What you should do:
Hunt for the word "activities" across the entries below, copying each line that holds it.
>> start Records shown
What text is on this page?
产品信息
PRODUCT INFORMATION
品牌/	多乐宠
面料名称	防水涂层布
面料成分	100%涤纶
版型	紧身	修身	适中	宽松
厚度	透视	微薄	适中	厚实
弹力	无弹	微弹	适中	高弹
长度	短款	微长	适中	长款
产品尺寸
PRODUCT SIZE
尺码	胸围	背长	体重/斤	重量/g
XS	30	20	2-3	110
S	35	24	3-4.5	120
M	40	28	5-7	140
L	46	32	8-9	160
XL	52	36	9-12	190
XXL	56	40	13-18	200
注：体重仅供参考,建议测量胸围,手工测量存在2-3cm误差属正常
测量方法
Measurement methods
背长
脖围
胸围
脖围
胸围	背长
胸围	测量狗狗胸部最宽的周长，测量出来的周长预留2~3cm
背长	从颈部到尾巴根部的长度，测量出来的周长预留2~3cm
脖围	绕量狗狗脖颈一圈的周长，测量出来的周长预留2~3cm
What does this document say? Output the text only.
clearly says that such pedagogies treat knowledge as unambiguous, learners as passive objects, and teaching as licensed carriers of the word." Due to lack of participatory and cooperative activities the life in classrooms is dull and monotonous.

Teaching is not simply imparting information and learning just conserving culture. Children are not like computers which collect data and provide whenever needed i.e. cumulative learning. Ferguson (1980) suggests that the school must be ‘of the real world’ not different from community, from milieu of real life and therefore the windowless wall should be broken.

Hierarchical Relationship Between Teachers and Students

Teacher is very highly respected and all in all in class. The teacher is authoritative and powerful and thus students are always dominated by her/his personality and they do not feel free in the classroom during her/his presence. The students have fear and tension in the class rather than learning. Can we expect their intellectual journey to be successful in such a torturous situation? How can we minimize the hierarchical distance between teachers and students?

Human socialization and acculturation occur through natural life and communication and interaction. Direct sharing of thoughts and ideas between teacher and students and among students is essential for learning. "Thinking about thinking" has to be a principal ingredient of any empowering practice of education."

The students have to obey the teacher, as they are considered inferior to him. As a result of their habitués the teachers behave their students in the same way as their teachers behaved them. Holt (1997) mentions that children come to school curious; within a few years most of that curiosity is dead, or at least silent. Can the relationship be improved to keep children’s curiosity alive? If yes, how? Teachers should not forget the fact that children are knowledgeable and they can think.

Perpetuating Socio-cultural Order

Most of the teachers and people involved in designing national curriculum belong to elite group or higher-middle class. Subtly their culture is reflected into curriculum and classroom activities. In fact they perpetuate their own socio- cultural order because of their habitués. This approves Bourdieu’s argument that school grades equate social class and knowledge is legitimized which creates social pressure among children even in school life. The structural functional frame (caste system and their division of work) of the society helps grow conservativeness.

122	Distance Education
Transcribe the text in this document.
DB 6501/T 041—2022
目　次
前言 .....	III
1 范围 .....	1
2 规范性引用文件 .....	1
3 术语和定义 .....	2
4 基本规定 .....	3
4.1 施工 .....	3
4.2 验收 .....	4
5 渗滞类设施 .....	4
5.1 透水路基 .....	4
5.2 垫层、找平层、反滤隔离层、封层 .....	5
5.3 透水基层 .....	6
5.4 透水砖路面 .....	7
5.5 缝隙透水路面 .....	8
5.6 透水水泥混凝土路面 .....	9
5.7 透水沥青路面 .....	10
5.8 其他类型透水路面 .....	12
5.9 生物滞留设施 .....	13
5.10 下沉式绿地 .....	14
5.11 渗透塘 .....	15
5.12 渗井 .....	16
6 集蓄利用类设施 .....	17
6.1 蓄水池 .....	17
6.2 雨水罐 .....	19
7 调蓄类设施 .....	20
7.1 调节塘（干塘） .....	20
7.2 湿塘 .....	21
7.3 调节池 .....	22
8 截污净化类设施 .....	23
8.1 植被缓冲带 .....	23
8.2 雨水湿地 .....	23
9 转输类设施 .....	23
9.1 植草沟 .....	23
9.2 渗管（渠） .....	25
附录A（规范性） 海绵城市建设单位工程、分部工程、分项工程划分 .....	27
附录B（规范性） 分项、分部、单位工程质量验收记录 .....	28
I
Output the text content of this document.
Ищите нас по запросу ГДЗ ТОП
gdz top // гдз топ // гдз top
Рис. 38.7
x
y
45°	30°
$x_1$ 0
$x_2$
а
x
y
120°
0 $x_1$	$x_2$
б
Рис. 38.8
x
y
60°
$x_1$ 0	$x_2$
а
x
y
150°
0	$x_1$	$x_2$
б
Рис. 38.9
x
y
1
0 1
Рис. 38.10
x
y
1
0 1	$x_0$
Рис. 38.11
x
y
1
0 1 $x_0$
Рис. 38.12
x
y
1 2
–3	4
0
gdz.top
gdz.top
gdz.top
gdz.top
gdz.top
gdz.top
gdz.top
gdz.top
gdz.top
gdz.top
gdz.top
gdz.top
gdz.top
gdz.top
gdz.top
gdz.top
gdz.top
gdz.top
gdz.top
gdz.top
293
>> end Records shown
In response:
clearly says that such pedagogies treat knowledge as unambiguous, learners as passive objects, and teaching as licensed carriers of the word." Due to lack of participatory and cooperative activities the life in classrooms is dull and monotonous.
Most of the teachers and people involved in designing national curriculum belong to elite group or higher-middle class. Subtly their culture is reflected into curriculum and classroom activities. In fact they perpetuate their own socio- cultural order because of their habitués. This approves Bourdieu’s argument that school grades equate social class and knowledge is legitimized which creates social pressure among children even in school life. The structural functional frame (caste system and their division of work) of the society helps grow conservativeness.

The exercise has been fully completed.